- Material supplied:
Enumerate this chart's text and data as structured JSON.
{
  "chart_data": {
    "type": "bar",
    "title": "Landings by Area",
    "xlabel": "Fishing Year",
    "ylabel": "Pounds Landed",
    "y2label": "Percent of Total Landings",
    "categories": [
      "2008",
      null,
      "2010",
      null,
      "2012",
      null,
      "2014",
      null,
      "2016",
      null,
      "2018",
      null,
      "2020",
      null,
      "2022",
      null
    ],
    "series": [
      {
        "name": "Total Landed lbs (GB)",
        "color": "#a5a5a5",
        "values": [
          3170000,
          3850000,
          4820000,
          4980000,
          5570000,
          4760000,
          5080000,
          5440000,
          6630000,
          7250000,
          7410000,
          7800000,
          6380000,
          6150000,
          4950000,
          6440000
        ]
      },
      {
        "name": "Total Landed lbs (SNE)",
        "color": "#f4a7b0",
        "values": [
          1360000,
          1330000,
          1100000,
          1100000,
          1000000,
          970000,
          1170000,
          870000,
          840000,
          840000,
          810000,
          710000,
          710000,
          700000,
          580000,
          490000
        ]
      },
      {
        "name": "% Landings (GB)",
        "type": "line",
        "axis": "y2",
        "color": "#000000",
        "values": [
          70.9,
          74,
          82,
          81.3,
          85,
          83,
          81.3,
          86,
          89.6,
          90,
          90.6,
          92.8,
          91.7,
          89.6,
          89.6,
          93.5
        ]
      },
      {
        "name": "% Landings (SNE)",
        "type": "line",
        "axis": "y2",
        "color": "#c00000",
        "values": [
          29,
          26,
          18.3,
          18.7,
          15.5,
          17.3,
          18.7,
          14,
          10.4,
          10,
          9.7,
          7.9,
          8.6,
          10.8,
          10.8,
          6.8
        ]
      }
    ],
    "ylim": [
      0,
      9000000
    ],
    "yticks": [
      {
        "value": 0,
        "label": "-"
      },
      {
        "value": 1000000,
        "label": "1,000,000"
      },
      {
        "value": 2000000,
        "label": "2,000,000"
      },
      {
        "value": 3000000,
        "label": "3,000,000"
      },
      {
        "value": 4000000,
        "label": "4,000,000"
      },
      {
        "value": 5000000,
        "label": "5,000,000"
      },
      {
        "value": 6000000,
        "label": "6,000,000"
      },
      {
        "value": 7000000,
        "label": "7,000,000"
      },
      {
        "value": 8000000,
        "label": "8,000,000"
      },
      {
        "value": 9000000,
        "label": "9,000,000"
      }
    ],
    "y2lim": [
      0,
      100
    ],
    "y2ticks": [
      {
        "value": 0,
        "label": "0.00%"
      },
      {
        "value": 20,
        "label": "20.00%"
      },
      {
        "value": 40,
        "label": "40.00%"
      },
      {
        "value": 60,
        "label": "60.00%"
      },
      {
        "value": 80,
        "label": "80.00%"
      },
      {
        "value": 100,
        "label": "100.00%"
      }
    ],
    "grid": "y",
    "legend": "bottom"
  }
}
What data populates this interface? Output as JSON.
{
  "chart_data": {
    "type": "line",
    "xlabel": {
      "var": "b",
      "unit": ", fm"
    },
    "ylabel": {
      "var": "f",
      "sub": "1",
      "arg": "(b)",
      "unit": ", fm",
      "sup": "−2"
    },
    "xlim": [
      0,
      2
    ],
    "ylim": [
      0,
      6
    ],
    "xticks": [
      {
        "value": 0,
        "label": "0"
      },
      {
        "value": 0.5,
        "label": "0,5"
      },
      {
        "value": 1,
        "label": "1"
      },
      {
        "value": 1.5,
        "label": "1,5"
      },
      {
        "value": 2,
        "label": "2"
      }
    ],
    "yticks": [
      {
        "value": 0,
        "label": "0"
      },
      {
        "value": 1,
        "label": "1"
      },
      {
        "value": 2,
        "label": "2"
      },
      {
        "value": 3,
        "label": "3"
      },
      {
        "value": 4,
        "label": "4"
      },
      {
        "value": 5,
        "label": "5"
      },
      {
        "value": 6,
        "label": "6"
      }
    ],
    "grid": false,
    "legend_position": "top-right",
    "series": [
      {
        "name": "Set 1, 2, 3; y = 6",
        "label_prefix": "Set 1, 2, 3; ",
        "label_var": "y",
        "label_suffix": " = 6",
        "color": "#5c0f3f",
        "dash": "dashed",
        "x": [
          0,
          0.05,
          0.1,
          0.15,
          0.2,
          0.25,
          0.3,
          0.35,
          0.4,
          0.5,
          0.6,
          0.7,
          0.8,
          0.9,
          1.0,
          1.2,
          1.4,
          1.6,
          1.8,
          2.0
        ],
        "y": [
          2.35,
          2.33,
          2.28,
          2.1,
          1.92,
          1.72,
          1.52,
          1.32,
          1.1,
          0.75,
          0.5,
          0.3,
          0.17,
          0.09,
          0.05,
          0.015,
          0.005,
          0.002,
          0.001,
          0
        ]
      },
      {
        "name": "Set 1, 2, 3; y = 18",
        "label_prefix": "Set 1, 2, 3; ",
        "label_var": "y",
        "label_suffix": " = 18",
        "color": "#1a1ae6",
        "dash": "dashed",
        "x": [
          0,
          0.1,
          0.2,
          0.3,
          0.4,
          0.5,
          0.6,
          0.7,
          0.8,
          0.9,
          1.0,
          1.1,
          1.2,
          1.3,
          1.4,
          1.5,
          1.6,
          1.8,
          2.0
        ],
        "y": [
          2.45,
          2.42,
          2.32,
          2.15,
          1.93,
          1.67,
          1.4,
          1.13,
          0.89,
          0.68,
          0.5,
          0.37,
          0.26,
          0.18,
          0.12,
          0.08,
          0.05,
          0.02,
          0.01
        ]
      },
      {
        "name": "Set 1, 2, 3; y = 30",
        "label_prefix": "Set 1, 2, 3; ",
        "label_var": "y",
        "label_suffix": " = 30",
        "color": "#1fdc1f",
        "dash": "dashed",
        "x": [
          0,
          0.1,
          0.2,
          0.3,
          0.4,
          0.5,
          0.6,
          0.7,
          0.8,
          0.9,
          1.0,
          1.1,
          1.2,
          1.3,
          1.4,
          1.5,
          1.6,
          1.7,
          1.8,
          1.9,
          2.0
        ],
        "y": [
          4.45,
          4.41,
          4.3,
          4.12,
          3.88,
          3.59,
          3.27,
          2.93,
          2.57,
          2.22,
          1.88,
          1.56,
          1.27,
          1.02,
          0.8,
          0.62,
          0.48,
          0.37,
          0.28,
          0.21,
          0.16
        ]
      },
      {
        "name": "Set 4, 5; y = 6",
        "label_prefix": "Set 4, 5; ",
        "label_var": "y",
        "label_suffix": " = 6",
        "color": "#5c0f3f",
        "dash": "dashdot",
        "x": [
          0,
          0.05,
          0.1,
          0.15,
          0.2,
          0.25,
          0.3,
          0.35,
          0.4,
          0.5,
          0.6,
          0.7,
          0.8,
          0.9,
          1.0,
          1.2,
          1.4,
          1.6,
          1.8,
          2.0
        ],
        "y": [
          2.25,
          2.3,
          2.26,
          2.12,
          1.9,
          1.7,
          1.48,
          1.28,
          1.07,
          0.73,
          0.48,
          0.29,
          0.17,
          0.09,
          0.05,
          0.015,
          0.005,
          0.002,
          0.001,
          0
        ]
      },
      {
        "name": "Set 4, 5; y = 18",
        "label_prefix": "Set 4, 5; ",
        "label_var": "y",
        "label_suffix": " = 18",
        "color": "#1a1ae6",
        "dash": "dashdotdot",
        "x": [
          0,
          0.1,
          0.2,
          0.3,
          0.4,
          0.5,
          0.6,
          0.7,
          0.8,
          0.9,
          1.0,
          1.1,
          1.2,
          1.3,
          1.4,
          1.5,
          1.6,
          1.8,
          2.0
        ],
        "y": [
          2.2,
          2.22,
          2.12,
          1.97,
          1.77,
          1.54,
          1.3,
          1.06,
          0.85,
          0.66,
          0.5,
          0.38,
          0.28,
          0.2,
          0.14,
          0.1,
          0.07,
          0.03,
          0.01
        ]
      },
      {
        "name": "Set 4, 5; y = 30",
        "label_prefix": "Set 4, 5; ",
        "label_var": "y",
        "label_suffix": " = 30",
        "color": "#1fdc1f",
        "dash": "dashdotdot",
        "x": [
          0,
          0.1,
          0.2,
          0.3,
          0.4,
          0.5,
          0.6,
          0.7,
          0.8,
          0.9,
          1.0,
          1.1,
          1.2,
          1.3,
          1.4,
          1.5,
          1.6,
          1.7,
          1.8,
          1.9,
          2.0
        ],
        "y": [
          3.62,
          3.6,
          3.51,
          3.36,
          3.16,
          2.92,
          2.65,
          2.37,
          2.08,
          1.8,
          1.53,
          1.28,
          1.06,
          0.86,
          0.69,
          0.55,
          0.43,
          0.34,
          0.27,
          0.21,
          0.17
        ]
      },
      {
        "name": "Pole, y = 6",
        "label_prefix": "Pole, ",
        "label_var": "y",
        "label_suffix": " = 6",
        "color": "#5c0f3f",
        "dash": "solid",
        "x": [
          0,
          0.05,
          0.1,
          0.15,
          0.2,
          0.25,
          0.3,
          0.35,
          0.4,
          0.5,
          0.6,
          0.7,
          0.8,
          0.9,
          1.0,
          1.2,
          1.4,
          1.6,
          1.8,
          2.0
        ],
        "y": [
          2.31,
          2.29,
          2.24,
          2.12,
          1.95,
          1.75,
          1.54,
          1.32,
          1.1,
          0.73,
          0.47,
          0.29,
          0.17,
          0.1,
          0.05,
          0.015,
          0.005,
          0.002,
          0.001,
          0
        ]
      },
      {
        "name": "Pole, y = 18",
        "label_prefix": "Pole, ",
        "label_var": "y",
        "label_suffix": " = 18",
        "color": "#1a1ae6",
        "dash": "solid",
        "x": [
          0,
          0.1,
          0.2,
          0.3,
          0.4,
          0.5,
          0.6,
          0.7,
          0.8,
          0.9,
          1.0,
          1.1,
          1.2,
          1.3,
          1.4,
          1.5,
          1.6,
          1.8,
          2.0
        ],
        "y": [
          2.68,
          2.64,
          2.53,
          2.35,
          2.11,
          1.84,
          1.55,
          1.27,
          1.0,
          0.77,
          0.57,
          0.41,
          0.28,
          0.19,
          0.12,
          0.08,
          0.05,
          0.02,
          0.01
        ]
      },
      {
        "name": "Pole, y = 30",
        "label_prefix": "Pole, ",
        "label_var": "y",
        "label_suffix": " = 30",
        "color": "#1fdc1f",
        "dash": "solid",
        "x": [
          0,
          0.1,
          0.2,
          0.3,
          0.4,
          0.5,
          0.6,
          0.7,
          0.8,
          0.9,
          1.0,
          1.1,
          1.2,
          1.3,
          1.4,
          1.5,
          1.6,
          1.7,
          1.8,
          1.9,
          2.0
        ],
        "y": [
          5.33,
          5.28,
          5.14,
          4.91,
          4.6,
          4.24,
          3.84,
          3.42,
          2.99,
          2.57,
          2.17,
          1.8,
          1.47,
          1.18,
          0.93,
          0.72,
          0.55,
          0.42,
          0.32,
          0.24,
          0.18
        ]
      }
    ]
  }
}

- Brief:
Where a line holds "Landed", copy it out.

- Output of the task:
    "ylabel": "Pounds Landed",
        "name": "Total Landed lbs (GB)",
        "name": "Total Landed lbs (SNE)",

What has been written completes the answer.